----- Exercise data

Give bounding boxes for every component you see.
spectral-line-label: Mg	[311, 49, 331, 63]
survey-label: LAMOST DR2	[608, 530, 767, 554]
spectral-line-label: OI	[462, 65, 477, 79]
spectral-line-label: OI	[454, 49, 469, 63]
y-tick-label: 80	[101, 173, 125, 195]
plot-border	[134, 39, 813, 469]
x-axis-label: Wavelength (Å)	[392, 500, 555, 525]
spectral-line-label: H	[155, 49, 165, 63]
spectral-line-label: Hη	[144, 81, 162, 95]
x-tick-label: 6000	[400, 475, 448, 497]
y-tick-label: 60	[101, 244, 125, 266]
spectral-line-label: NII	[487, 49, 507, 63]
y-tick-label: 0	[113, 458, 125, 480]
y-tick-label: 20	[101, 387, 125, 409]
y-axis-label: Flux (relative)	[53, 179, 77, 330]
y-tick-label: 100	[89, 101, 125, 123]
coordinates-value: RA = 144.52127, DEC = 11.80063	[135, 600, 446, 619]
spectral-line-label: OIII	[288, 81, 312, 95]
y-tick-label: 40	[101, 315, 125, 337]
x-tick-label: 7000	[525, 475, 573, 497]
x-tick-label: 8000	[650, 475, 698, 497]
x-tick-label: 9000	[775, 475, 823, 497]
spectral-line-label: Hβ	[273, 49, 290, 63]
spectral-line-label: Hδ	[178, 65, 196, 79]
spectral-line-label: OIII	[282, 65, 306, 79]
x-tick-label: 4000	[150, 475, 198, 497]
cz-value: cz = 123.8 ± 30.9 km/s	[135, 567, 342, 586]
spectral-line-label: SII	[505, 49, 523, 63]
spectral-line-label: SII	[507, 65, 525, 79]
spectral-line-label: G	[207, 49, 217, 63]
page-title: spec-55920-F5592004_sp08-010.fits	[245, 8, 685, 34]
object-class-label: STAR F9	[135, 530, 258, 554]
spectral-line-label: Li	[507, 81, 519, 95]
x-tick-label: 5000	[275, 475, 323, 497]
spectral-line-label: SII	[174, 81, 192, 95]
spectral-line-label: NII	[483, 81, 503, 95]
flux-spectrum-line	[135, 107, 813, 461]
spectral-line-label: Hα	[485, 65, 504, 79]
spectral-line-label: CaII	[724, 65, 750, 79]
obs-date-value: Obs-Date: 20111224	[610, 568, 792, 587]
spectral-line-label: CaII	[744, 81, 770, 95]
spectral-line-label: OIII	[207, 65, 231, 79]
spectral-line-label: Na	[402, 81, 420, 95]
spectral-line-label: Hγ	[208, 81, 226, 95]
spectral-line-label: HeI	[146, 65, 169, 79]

----------

#### [Exercise directions]
Rewrite the data above as a JSON list of strings, one string per line and with blank lines omitted, beginning at the first line of the data and ending after the line that contains "65, 231, 79]".

#### [Finished answer]
[
  "Give bounding boxes for every component you see.",
  "spectral-line-label: Mg\t[311, 49, 331, 63]",
  "survey-label: LAMOST DR2\t[608, 530, 767, 554]",
  "spectral-line-label: OI\t[462, 65, 477, 79]",
  "spectral-line-label: OI\t[454, 49, 469, 63]",
  "y-tick-label: 80\t[101, 173, 125, 195]",
  "plot-border\t[134, 39, 813, 469]",
  "x-axis-label: Wavelength (Å)\t[392, 500, 555, 525]",
  "spectral-line-label: H\t[155, 49, 165, 63]",
  "spectral-line-label: Hη\t[144, 81, 162, 95]",
  "x-tick-label: 6000\t[400, 475, 448, 497]",
  "y-tick-label: 60\t[101, 244, 125, 266]",
  "spectral-line-label: NII\t[487, 49, 507, 63]",
  "y-tick-label: 0\t[113, 458, 125, 480]",
  "y-tick-label: 20\t[101, 387, 125, 409]",
  "y-axis-label: Flux (relative)\t[53, 179, 77, 330]",
  "y-tick-label: 100\t[89, 101, 125, 123]",
  "coordinates-value: RA = 144.52127, DEC = 11.80063\t[135, 600, 446, 619]",
  "spectral-line-label: OIII\t[288, 81, 312, 95]",
  "y-tick-label: 40\t[101, 315, 125, 337]",
  "x-tick-label: 7000\t[525, 475, 573, 497]",
  "x-tick-label: 8000\t[650, 475, 698, 497]",
  "x-tick-label: 9000\t[775, 475, 823, 497]",
  "spectral-line-label: Hβ\t[273, 49, 290, 63]",
  "spectral-line-label: Hδ\t[178, 65, 196, 79]",
  "spectral-line-label: OIII\t[282, 65, 306, 79]",
  "x-tick-label: 4000\t[150, 475, 198, 497]",
  "cz-value: cz = 123.8 ± 30.9 km/s\t[135, 567, 342, 586]",
  "spectral-line-label: SII\t[505, 49, 523, 63]",
  "spectral-line-label: SII\t[507, 65, 525, 79]",
  "spectral-line-label: G\t[207, 49, 217, 63]",
  "page-title: spec-55920-F5592004_sp08-010.fits\t[245, 8, 685, 34]",
  "object-class-label: STAR F9\t[135, 530, 258, 554]",
  "spectral-line-label: Li\t[507, 81, 519, 95]",
  "x-tick-label: 5000\t[275, 475, 323, 497]",
  "spectral-line-label: SII\t[174, 81, 192, 95]",
  "spectral-line-label: NII\t[483, 81, 503, 95]",
  "flux-spectrum-line\t[135, 107, 813, 461]",
  "spectral-line-label: Hα\t[485, 65, 504, 79]",
  "spectral-line-label: CaII\t[724, 65, 750, 79]",
  "obs-date-value: Obs-Date: 20111224\t[610, 568, 792, 587]",
  "spectral-line-label: CaII\t[744, 81, 770, 95]",
  "spectral-line-label: OIII\t[207, 65, 231, 79]"
]